▶ **YOUR OBJECTIVE**
Copy the data precisely, character for character, and leave out every picture.
### DATASET ENTRIES ###
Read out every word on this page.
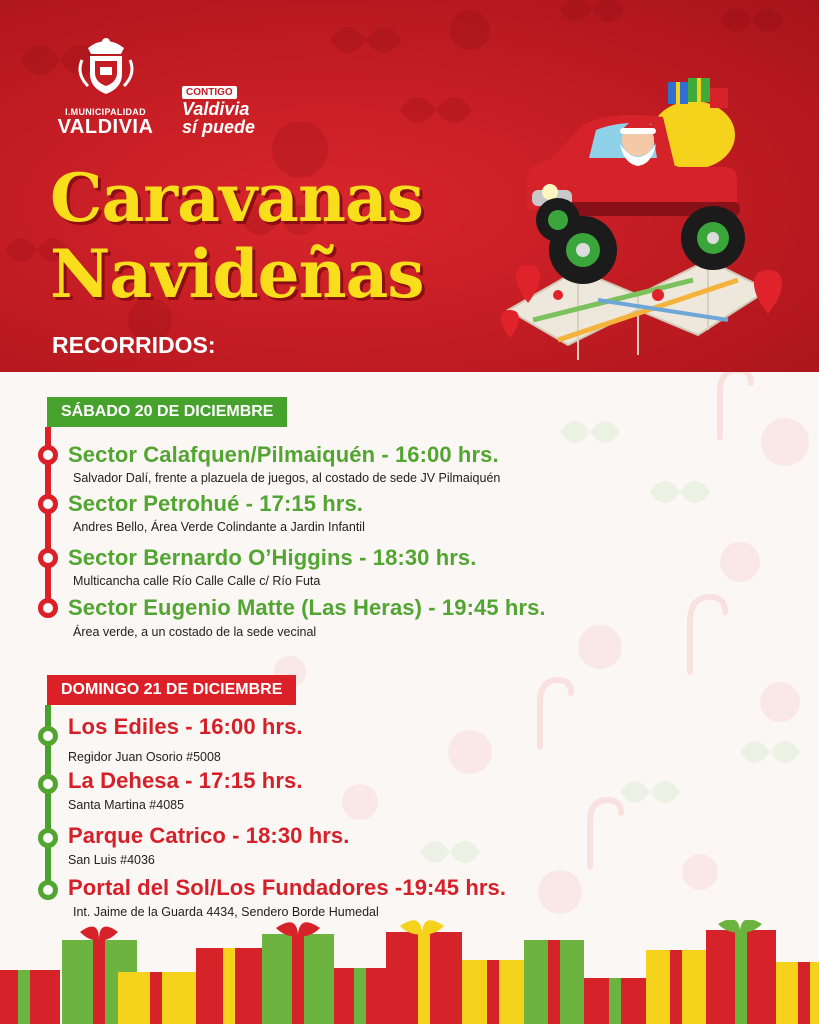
I.MUNICIPALIDAD
VALDIVIA
CONTIGO
Valdivia
sí puede
Caravanas
Navideñas
RECORRIDOS:
SÁBADO 20 DE DICIEMBRE
Sector Calafquen/Pilmaiquén - 16:00 hrs.
Salvador Dalí, frente a plazuela de juegos, al costado de sede JV Pilmaiquén
Sector Petrohué - 17:15 hrs.
Andres Bello, Área Verde Colindante a Jardin Infantil
Sector Bernardo O’Higgins - 18:30 hrs.
Multicancha calle Río Calle Calle c/ Río Futa
Sector Eugenio Matte (Las Heras) - 19:45 hrs.
Área verde, a un costado de la sede vecinal
DOMINGO 21 DE DICIEMBRE
Los Ediles - 16:00 hrs.
Regidor Juan Osorio #5008
La Dehesa - 17:15 hrs.
Santa Martina #4085
Parque Catrico - 18:30 hrs.
San Luis #4036
Portal del Sol/Los Fundadores -19:45 hrs.
Int. Jaime de la Guarda 4434, Sendero Borde Humedal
###
▶ **FINISHED ANSWER**
Read out every word on this page.
I.MUNICIPALIDAD
VALDIVIA
CONTIGO
Valdivia
sí puede
Caravanas
Navideñas
RECORRIDOS:
SÁBADO 20 DE DICIEMBRE
Sector Calafquen/Pilmaiquén - 16:00 hrs.
Salvador Dalí, frente a plazuela de juegos, al costado de sede JV Pilmaiquén
Sector Petrohué - 17:15 hrs.
Andres Bello, Área Verde Colindante a Jardin Infantil
Sector Bernardo O’Higgins - 18:30 hrs.
Multicancha calle Río Calle Calle c/ Río Futa
Sector Eugenio Matte (Las Heras) - 19:45 hrs.
Área verde, a un costado de la sede vecinal
DOMINGO 21 DE DICIEMBRE
Los Ediles - 16:00 hrs.
Regidor Juan Osorio #5008
La Dehesa - 17:15 hrs.
Santa Martina #4085
Parque Catrico - 18:30 hrs.
San Luis #4036
Portal del Sol/Los Fundadores -19:45 hrs.
Int. Jaime de la Guarda 4434, Sendero Borde Humedal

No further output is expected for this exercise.